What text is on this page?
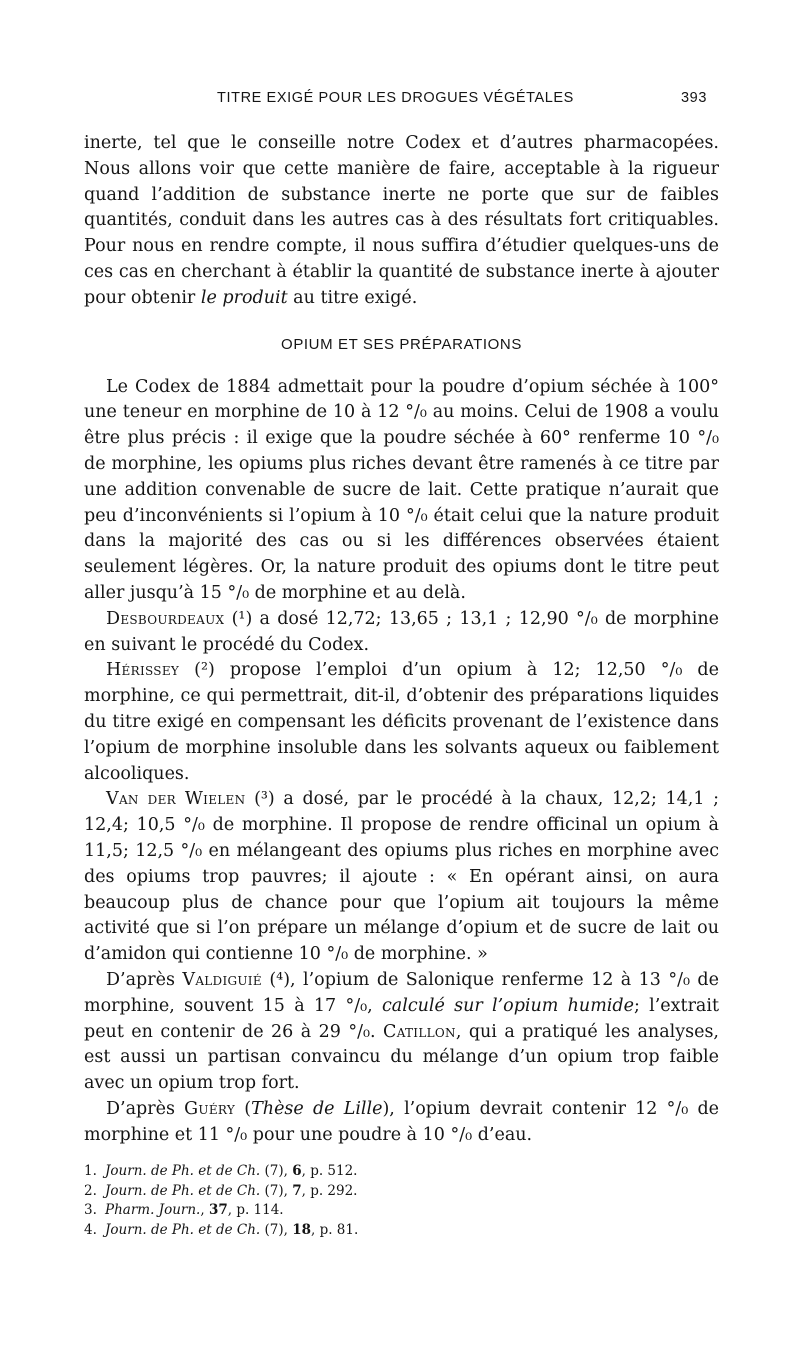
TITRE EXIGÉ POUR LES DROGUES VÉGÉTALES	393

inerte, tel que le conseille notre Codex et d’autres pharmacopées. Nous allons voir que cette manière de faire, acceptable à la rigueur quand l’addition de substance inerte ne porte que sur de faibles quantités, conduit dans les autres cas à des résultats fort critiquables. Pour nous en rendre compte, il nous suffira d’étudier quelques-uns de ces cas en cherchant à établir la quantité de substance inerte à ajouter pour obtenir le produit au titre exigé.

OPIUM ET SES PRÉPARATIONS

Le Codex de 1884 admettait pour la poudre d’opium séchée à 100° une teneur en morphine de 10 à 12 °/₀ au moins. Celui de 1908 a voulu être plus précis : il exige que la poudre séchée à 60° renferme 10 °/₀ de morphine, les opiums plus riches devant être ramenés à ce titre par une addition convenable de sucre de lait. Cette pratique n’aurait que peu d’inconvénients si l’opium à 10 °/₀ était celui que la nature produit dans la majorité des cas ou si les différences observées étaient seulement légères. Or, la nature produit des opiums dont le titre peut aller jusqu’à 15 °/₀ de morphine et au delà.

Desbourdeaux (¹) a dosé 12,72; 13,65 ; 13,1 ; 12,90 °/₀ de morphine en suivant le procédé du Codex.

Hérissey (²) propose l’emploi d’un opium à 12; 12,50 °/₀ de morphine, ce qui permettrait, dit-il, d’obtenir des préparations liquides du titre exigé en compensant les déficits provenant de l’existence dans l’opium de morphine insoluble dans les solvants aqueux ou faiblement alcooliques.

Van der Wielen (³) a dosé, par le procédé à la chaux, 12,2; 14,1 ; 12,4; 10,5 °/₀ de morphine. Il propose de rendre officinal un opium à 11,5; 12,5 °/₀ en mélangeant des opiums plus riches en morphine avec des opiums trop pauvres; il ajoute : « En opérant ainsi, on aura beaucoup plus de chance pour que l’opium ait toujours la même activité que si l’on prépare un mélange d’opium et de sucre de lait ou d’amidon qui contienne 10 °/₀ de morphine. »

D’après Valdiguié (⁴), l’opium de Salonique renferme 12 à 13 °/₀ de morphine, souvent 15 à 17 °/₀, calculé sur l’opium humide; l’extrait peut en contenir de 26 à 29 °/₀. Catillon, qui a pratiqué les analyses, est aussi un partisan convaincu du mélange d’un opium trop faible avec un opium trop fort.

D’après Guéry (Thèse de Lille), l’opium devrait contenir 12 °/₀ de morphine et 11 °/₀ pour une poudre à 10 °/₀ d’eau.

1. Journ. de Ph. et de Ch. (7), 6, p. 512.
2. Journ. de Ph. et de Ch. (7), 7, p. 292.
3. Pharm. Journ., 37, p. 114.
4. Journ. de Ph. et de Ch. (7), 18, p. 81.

...

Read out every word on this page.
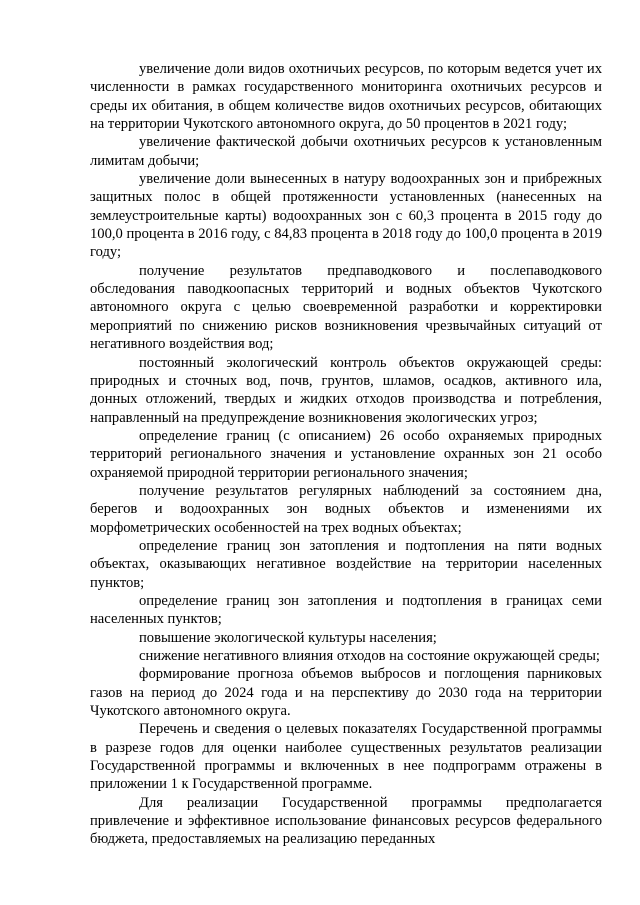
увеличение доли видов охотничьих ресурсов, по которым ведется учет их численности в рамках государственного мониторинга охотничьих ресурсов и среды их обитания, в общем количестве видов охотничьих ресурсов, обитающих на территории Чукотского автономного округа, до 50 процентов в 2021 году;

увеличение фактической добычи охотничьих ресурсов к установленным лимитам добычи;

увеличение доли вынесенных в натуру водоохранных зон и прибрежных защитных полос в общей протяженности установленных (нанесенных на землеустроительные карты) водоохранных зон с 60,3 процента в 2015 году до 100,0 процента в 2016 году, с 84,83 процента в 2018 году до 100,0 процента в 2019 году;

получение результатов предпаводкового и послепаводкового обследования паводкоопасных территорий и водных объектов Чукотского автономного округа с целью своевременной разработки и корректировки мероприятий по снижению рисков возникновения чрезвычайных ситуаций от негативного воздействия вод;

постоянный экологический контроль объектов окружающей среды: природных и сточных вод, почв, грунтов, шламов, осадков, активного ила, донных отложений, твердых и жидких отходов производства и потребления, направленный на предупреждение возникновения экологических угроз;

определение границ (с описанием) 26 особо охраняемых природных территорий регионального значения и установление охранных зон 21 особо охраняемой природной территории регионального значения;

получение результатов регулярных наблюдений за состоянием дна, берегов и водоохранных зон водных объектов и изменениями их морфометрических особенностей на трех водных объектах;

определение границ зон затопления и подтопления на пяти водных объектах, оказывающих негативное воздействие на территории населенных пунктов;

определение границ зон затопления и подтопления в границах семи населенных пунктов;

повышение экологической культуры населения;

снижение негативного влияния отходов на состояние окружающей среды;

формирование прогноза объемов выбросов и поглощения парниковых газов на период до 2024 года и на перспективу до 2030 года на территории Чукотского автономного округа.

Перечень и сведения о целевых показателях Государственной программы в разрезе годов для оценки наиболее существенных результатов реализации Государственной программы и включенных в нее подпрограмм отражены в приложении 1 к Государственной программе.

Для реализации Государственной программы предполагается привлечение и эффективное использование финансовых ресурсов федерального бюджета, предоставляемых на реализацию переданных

## Goal:
Say, as a single number and nothing more, how many lines of the entries contain the word "территории".

## Worked solution:
4